-- Stated exercise --
Go through the data below and copy it exactly, skipping every picture.

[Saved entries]
## BEGIN
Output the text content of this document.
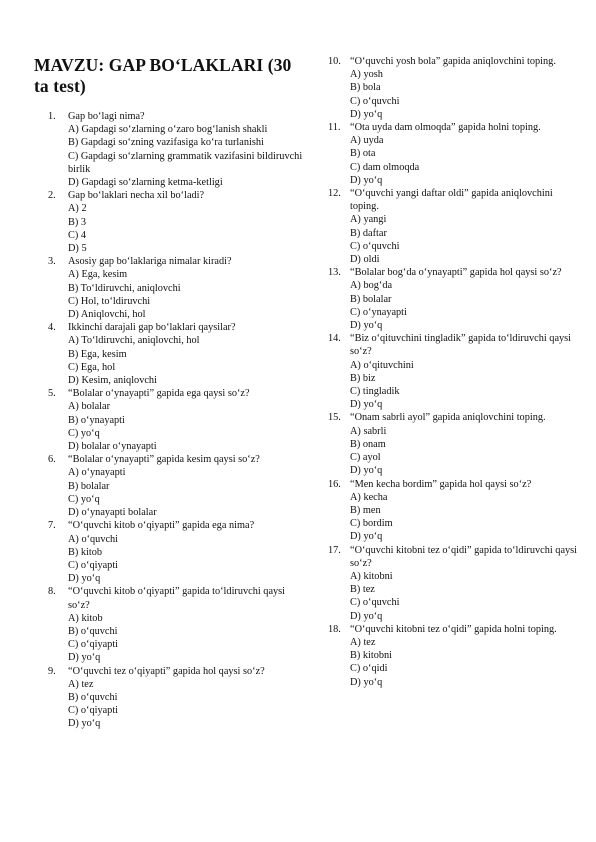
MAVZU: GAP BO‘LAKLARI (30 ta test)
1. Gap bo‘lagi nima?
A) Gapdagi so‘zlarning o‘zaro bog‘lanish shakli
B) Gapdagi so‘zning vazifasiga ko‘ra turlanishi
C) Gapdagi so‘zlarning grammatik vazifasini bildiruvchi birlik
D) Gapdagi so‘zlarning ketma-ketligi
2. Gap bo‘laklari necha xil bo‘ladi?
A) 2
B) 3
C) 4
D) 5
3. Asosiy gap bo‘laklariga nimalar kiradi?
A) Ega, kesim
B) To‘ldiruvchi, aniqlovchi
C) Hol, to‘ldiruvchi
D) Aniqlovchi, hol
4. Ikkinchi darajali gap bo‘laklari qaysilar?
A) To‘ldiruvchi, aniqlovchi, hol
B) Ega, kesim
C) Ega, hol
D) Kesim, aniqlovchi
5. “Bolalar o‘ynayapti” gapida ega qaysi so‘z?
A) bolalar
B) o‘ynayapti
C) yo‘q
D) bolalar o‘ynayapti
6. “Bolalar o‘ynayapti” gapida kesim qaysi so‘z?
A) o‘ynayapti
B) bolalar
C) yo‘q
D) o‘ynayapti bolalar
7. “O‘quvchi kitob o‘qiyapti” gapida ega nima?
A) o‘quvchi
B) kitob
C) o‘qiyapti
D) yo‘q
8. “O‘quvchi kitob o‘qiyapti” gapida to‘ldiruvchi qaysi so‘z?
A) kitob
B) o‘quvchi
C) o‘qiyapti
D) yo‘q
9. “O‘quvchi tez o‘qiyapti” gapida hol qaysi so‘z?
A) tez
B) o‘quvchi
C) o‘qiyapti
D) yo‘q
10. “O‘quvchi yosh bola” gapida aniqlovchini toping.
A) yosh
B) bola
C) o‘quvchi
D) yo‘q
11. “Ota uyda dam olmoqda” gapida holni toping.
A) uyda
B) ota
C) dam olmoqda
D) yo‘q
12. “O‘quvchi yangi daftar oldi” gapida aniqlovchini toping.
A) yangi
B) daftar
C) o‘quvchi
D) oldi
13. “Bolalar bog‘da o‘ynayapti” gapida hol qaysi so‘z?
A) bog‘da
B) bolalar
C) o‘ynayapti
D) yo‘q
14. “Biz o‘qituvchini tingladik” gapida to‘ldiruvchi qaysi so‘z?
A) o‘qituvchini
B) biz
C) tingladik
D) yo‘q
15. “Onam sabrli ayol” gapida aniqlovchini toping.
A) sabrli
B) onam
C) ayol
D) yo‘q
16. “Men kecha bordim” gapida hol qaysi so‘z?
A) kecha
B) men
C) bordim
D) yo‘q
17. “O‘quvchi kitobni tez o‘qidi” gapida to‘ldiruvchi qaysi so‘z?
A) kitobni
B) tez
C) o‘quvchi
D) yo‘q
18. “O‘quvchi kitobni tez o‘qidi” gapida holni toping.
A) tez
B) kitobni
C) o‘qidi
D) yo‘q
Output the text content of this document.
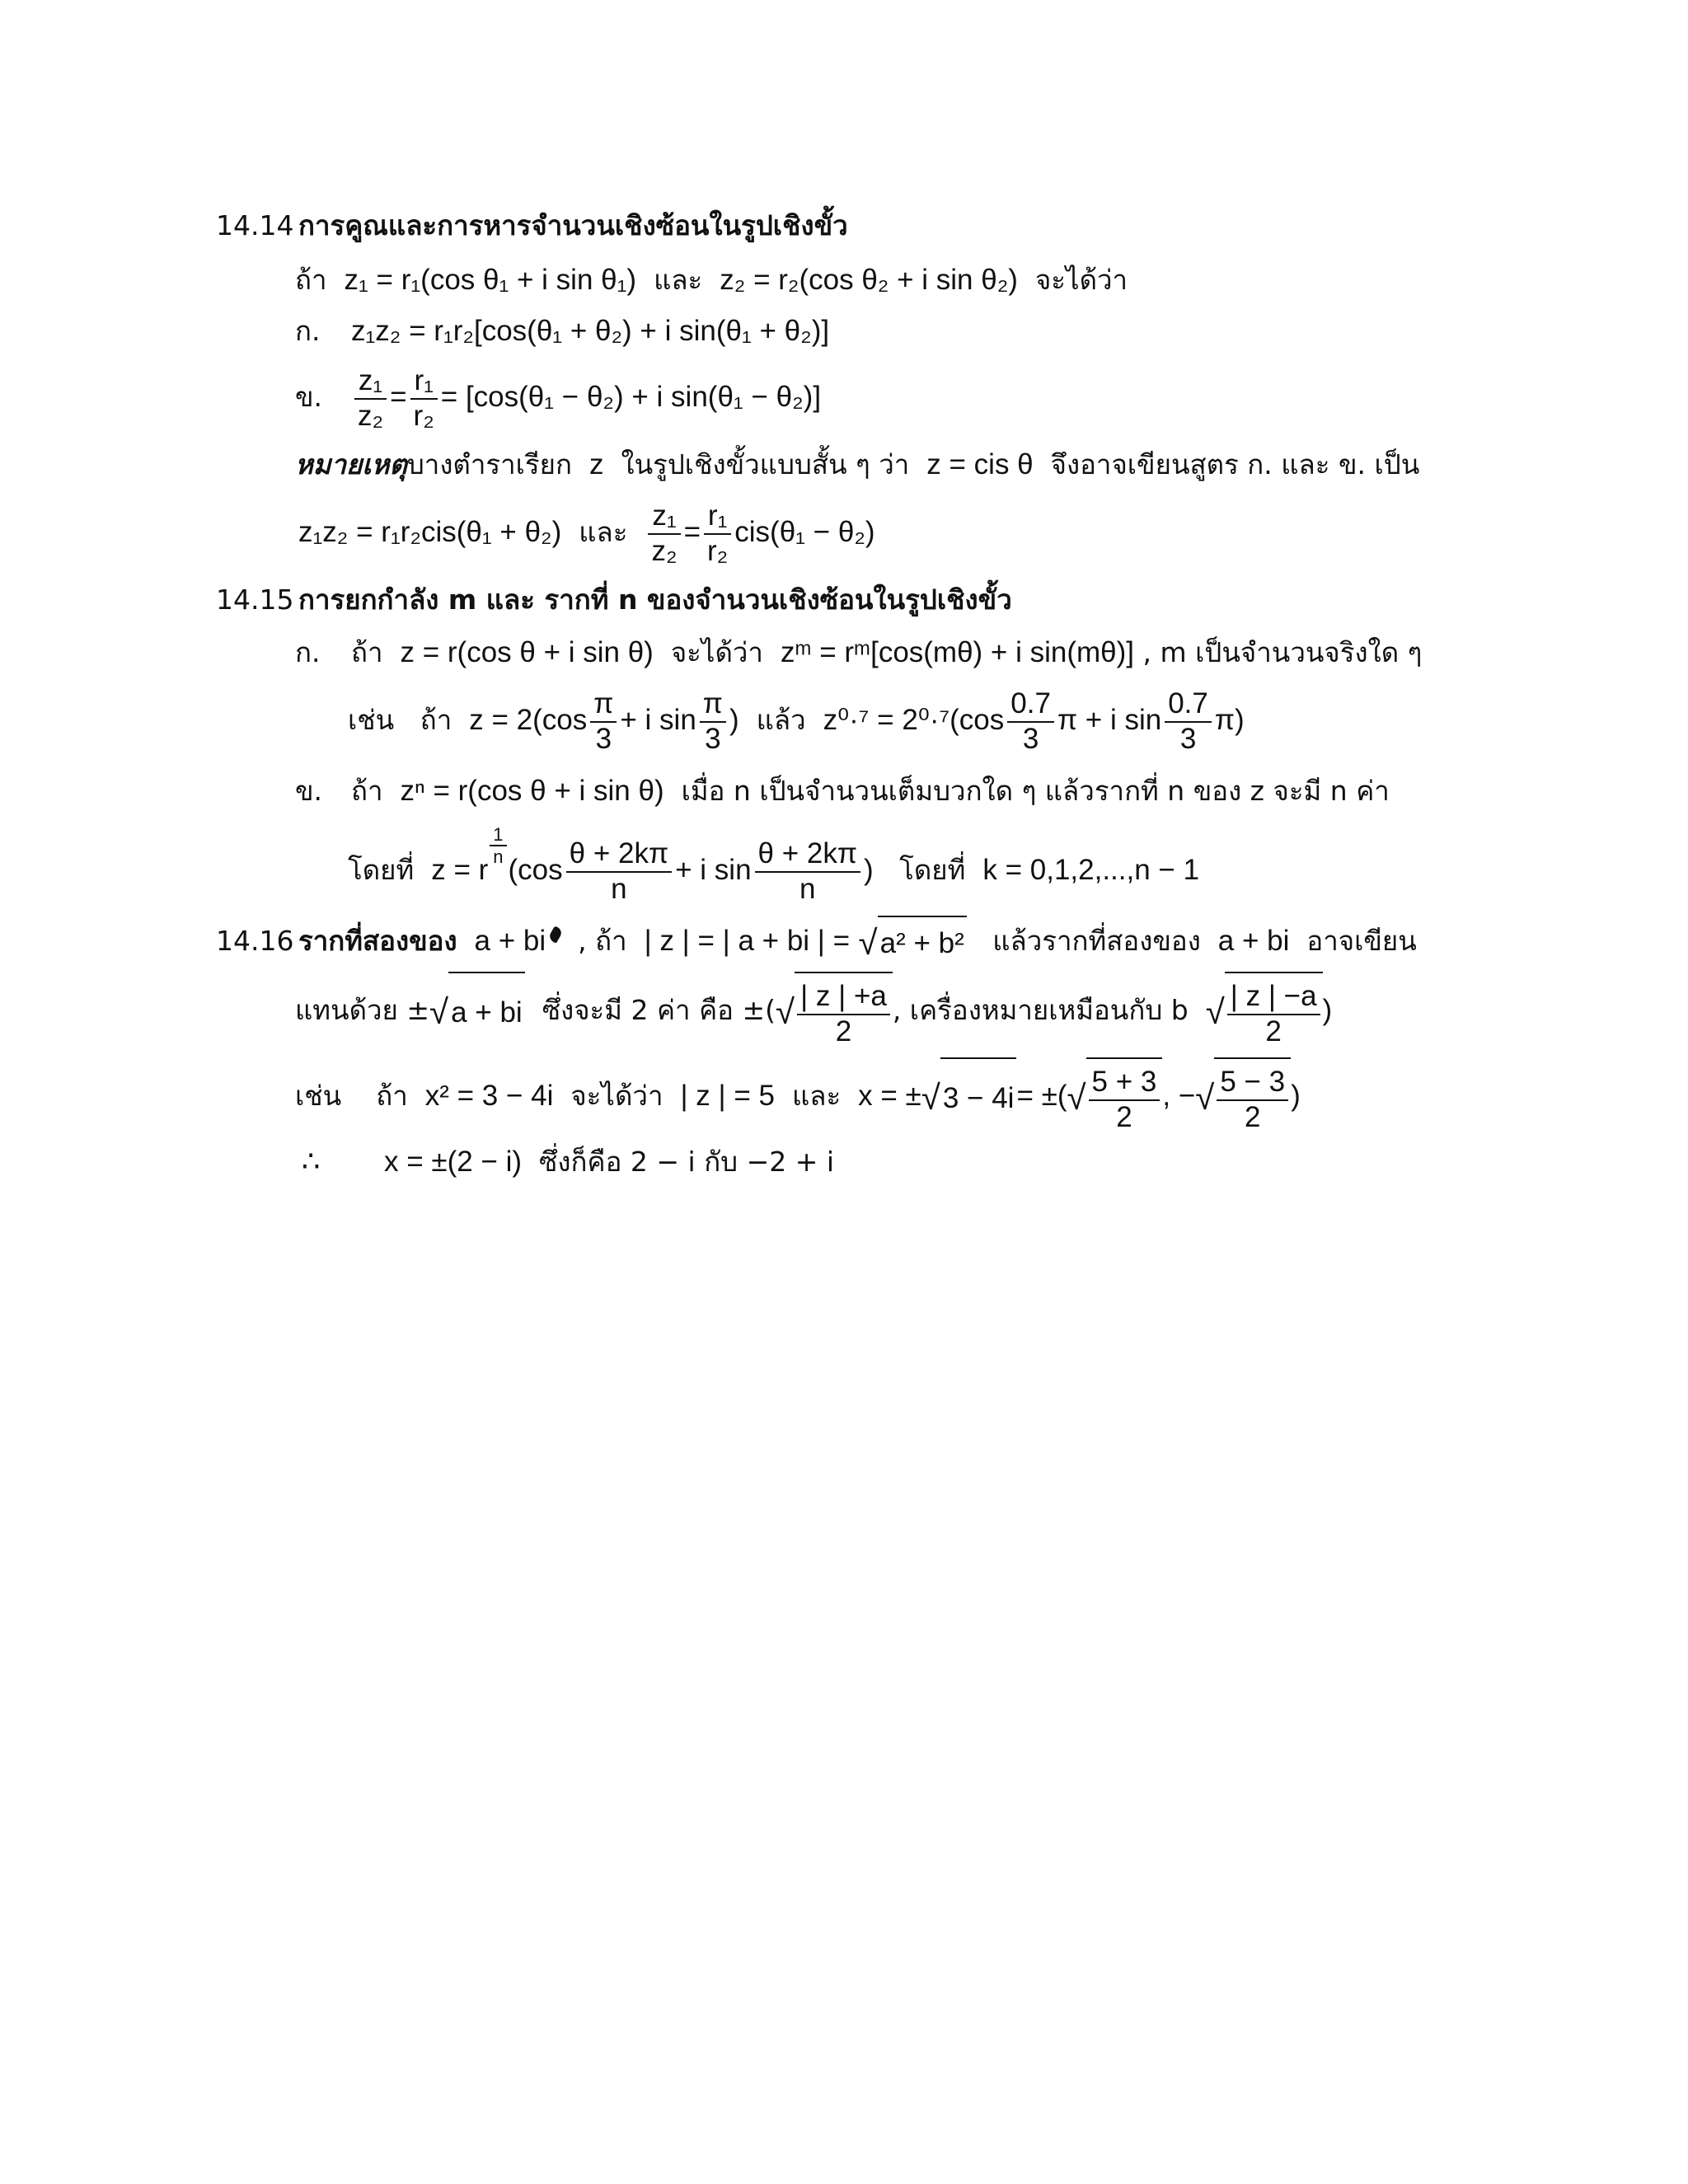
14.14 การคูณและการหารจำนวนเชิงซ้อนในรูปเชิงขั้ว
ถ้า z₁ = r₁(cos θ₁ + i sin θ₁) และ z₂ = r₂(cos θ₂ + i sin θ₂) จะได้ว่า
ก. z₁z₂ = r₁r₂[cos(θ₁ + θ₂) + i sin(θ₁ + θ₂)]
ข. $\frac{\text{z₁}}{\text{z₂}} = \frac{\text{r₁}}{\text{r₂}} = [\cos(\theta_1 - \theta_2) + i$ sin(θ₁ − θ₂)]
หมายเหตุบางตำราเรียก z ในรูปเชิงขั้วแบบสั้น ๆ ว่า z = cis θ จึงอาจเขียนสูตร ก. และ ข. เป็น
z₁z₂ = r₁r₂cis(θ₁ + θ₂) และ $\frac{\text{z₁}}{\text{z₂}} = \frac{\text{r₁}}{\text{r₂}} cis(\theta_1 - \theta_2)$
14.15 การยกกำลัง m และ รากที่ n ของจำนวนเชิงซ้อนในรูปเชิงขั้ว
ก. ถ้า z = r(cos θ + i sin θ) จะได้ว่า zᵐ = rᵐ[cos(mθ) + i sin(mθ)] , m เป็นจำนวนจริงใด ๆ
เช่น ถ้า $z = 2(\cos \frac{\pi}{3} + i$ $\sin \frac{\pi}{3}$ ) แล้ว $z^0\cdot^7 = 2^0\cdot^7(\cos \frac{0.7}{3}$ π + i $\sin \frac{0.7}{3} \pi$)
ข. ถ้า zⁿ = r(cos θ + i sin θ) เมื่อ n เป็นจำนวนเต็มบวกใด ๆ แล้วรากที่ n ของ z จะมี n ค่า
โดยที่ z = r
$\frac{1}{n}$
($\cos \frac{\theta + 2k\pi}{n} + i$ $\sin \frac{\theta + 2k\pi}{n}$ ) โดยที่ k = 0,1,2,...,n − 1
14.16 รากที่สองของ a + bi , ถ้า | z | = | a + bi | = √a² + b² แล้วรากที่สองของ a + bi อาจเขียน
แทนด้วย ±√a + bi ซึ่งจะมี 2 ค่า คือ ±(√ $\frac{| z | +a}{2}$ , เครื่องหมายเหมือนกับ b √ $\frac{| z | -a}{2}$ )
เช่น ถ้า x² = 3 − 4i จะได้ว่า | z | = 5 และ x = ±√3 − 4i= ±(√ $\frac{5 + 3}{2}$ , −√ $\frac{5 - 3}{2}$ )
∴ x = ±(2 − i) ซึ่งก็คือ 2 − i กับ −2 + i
## END
-- Solution below --
Output the text content of this document.
MAVZU: GAP BO‘LAKLARI (30 ta test)
1. Gap bo‘lagi nima?
A) Gapdagi so‘zlarning o‘zaro bog‘lanish shakli
B) Gapdagi so‘zning vazifasiga ko‘ra turlanishi
C) Gapdagi so‘zlarning grammatik vazifasini bildiruvchi birlik
D) Gapdagi so‘zlarning ketma-ketligi
2. Gap bo‘laklari necha xil bo‘ladi?
A) 2
B) 3
C) 4
D) 5
3. Asosiy gap bo‘laklariga nimalar kiradi?
A) Ega, kesim
B) To‘ldiruvchi, aniqlovchi
C) Hol, to‘ldiruvchi
D) Aniqlovchi, hol
4. Ikkinchi darajali gap bo‘laklari qaysilar?
A) To‘ldiruvchi, aniqlovchi, hol
B) Ega, kesim
C) Ega, hol
D) Kesim, aniqlovchi
5. “Bolalar o‘ynayapti” gapida ega qaysi so‘z?
A) bolalar
B) o‘ynayapti
C) yo‘q
D) bolalar o‘ynayapti
6. “Bolalar o‘ynayapti” gapida kesim qaysi so‘z?
A) o‘ynayapti
B) bolalar
C) yo‘q
D) o‘ynayapti bolalar
7. “O‘quvchi kitob o‘qiyapti” gapida ega nima?
A) o‘quvchi
B) kitob
C) o‘qiyapti
D) yo‘q
8. “O‘quvchi kitob o‘qiyapti” gapida to‘ldiruvchi qaysi so‘z?
A) kitob
B) o‘quvchi
C) o‘qiyapti
D) yo‘q
9. “O‘quvchi tez o‘qiyapti” gapida hol qaysi so‘z?
A) tez
B) o‘quvchi
C) o‘qiyapti
D) yo‘q
10. “O‘quvchi yosh bola” gapida aniqlovchini toping.
A) yosh
B) bola
C) o‘quvchi
D) yo‘q
11. “Ota uyda dam olmoqda” gapida holni toping.
A) uyda
B) ota
C) dam olmoqda
D) yo‘q
12. “O‘quvchi yangi daftar oldi” gapida aniqlovchini toping.
A) yangi
B) daftar
C) o‘quvchi
D) oldi
13. “Bolalar bog‘da o‘ynayapti” gapida hol qaysi so‘z?
A) bog‘da
B) bolalar
C) o‘ynayapti
D) yo‘q
14. “Biz o‘qituvchini tingladik” gapida to‘ldiruvchi qaysi so‘z?
A) o‘qituvchini
B) biz
C) tingladik
D) yo‘q
15. “Onam sabrli ayol” gapida aniqlovchini toping.
A) sabrli
B) onam
C) ayol
D) yo‘q
16. “Men kecha bordim” gapida hol qaysi so‘z?
A) kecha
B) men
C) bordim
D) yo‘q
17. “O‘quvchi kitobni tez o‘qidi” gapida to‘ldiruvchi qaysi so‘z?
A) kitobni
B) tez
C) o‘quvchi
D) yo‘q
18. “O‘quvchi kitobni tez o‘qidi” gapida holni toping.
A) tez
B) kitobni
C) o‘qidi
D) yo‘q
Output the text content of this document.
14.14 การคูณและการหารจำนวนเชิงซ้อนในรูปเชิงขั้ว
ถ้า z₁ = r₁(cos θ₁ + i sin θ₁) และ z₂ = r₂(cos θ₂ + i sin θ₂) จะได้ว่า
ก. z₁z₂ = r₁r₂[cos(θ₁ + θ₂) + i sin(θ₁ + θ₂)]
ข. $\frac{\text{z₁}}{\text{z₂}} = \frac{\text{r₁}}{\text{r₂}} = [\cos(\theta_1 - \theta_2) + i$ sin(θ₁ − θ₂)]
หมายเหตุบางตำราเรียก z ในรูปเชิงขั้วแบบสั้น ๆ ว่า z = cis θ จึงอาจเขียนสูตร ก. และ ข. เป็น
z₁z₂ = r₁r₂cis(θ₁ + θ₂) และ $\frac{\text{z₁}}{\text{z₂}} = \frac{\text{r₁}}{\text{r₂}} cis(\theta_1 - \theta_2)$
14.15 การยกกำลัง m และ รากที่ n ของจำนวนเชิงซ้อนในรูปเชิงขั้ว
ก. ถ้า z = r(cos θ + i sin θ) จะได้ว่า zᵐ = rᵐ[cos(mθ) + i sin(mθ)] , m เป็นจำนวนจริงใด ๆ
เช่น ถ้า $z = 2(\cos \frac{\pi}{3} + i$ $\sin \frac{\pi}{3}$ ) แล้ว $z^0\cdot^7 = 2^0\cdot^7(\cos \frac{0.7}{3}$ π + i $\sin \frac{0.7}{3} \pi$)
ข. ถ้า zⁿ = r(cos θ + i sin θ) เมื่อ n เป็นจำนวนเต็มบวกใด ๆ แล้วรากที่ n ของ z จะมี n ค่า
โดยที่ z = r
$\frac{1}{n}$
($\cos \frac{\theta + 2k\pi}{n} + i$ $\sin \frac{\theta + 2k\pi}{n}$ ) โดยที่ k = 0,1,2,...,n − 1
14.16 รากที่สองของ a + bi , ถ้า | z | = | a + bi | = √a² + b² แล้วรากที่สองของ a + bi อาจเขียน
แทนด้วย ±√a + bi ซึ่งจะมี 2 ค่า คือ ±(√ $\frac{| z | +a}{2}$ , เครื่องหมายเหมือนกับ b √ $\frac{| z | -a}{2}$ )
เช่น ถ้า x² = 3 − 4i จะได้ว่า | z | = 5 และ x = ±√3 − 4i= ±(√ $\frac{5 + 3}{2}$ , −√ $\frac{5 - 3}{2}$ )
∴ x = ±(2 − i) ซึ่งก็คือ 2 − i กับ −2 + i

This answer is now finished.